Task requirements:
An acceptable response holds only the line containing "Reverse-engineer this chart into JSON." and every line after it to the end of the records, each reproduced exactly.

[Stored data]

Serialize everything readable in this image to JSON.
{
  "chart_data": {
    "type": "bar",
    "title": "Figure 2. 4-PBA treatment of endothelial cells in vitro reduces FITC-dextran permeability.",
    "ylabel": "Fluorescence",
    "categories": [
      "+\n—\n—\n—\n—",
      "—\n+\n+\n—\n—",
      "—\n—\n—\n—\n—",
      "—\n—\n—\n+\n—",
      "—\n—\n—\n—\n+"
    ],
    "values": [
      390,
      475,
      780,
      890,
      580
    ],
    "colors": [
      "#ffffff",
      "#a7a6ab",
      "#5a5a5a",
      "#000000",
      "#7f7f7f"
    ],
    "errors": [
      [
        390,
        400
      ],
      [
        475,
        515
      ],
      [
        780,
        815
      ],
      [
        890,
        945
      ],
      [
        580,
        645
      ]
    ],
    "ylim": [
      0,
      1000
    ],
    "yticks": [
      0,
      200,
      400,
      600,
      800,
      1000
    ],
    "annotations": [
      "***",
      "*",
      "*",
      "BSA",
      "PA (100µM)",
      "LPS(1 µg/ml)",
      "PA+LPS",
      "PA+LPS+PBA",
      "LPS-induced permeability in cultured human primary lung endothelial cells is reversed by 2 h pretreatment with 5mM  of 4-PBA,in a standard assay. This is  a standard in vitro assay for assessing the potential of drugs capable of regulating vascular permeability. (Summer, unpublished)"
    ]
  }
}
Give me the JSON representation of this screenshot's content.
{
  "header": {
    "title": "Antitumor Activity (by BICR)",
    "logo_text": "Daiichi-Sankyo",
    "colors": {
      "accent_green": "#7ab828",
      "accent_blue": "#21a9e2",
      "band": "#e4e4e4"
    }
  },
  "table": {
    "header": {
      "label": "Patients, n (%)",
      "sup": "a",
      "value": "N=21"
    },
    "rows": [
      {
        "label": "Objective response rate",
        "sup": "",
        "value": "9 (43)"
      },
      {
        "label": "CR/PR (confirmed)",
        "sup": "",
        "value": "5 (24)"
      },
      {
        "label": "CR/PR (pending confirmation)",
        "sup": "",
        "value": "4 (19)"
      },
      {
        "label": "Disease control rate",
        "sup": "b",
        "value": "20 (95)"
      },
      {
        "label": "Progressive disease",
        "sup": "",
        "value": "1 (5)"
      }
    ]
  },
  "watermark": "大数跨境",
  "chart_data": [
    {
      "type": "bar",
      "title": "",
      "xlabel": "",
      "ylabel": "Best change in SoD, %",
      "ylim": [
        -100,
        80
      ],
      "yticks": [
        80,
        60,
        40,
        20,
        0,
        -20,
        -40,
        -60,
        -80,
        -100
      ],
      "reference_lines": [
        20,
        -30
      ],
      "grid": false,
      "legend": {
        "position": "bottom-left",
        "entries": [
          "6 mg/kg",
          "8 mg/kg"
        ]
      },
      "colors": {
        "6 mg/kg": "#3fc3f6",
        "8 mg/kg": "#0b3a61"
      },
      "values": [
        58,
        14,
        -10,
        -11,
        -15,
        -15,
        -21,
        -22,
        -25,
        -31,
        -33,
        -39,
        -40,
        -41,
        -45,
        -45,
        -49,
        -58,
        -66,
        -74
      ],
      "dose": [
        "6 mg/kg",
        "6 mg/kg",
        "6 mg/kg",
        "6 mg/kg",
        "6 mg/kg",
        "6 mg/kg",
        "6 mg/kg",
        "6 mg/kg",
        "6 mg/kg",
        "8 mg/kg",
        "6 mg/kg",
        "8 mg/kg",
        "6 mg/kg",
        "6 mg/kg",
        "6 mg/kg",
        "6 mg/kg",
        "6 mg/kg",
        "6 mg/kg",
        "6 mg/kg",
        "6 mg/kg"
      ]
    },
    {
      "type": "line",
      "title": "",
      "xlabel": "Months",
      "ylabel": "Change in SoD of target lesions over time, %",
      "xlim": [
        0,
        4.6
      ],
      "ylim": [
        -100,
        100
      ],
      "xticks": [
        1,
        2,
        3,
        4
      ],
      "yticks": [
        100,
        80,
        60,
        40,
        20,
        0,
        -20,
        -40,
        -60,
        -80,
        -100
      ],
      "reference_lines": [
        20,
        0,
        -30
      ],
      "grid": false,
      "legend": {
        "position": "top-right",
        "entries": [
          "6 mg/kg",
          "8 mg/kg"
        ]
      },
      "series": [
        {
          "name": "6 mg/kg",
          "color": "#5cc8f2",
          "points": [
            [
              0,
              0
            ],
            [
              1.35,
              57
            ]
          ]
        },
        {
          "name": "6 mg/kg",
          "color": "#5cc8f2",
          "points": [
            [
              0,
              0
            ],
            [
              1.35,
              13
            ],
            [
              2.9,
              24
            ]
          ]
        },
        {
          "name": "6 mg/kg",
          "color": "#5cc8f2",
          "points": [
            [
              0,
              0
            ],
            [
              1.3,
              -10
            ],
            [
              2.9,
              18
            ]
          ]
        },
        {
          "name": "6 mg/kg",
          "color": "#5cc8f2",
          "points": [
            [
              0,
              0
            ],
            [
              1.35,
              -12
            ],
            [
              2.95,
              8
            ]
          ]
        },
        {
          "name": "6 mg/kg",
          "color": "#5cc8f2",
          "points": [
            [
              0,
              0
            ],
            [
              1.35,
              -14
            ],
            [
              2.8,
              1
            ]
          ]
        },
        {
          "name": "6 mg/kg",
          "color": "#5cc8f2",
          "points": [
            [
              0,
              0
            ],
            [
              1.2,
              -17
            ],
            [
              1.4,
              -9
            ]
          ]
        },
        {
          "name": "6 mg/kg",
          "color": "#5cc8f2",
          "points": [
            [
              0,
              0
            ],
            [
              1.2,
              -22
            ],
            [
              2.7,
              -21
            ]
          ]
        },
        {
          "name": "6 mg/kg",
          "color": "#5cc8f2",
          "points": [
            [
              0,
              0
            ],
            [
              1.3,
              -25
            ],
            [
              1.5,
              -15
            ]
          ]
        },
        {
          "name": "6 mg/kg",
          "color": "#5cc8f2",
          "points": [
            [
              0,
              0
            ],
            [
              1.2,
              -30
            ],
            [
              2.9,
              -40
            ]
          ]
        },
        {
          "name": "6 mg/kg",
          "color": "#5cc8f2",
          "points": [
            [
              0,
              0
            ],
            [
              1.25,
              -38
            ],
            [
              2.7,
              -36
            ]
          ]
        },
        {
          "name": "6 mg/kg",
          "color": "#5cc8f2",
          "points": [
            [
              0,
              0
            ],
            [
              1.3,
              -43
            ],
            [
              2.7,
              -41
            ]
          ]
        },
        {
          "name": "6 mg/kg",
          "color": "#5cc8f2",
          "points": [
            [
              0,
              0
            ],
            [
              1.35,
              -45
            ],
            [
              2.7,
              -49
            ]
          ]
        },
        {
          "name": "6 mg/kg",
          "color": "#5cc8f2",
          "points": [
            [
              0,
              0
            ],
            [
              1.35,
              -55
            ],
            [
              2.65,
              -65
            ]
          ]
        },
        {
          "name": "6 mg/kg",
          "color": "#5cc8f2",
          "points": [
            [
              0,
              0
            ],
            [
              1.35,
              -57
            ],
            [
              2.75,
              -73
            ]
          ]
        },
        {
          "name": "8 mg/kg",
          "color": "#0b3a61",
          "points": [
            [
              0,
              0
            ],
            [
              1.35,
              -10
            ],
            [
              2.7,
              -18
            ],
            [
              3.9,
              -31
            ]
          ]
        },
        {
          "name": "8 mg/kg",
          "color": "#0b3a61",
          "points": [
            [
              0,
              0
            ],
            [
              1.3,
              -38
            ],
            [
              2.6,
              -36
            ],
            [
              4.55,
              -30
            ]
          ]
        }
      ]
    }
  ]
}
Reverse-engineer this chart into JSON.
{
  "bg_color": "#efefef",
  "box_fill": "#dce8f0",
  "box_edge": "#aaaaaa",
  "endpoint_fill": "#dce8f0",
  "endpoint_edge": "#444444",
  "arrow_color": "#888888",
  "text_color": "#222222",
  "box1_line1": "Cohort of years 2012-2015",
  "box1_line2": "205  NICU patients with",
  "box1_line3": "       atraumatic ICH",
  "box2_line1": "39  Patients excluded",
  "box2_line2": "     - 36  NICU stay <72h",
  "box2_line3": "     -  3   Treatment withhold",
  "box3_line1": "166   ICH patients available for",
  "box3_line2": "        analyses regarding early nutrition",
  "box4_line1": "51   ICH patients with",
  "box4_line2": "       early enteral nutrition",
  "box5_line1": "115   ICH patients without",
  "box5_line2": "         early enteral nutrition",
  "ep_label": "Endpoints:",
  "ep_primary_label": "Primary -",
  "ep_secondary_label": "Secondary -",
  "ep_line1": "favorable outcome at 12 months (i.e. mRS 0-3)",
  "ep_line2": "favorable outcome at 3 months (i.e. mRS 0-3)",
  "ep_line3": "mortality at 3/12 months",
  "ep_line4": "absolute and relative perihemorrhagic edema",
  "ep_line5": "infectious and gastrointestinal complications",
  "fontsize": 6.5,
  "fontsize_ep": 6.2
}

Solution to this exercise:
Reverse-engineer this chart into JSON.
{
  "bg_color": "#efefef",
  "box_fill": "#dce8f0",
  "box_edge": "#aaaaaa",
  "endpoint_fill": "#dce8f0",
  "endpoint_edge": "#444444",
  "arrow_color": "#888888",
  "text_color": "#222222",
  "box1_line1": "Cohort of years 2012-2015",
  "box1_line2": "205  NICU patients with",
  "box1_line3": "       atraumatic ICH",
  "box2_line1": "39  Patients excluded",
  "box2_line2": "     - 36  NICU stay <72h",
  "box2_line3": "     -  3   Treatment withhold",
  "box3_line1": "166   ICH patients available for",
  "box3_line2": "        analyses regarding early nutrition",
  "box4_line1": "51   ICH patients with",
  "box4_line2": "       early enteral nutrition",
  "box5_line1": "115   ICH patients without",
  "box5_line2": "         early enteral nutrition",
  "ep_label": "Endpoints:",
  "ep_primary_label": "Primary -",
  "ep_secondary_label": "Secondary -",
  "ep_line1": "favorable outcome at 12 months (i.e. mRS 0-3)",
  "ep_line2": "favorable outcome at 3 months (i.e. mRS 0-3)",
  "ep_line3": "mortality at 3/12 months",
  "ep_line4": "absolute and relative perihemorrhagic edema",
  "ep_line5": "infectious and gastrointestinal complications",
  "fontsize": 6.5,
  "fontsize_ep": 6.2
}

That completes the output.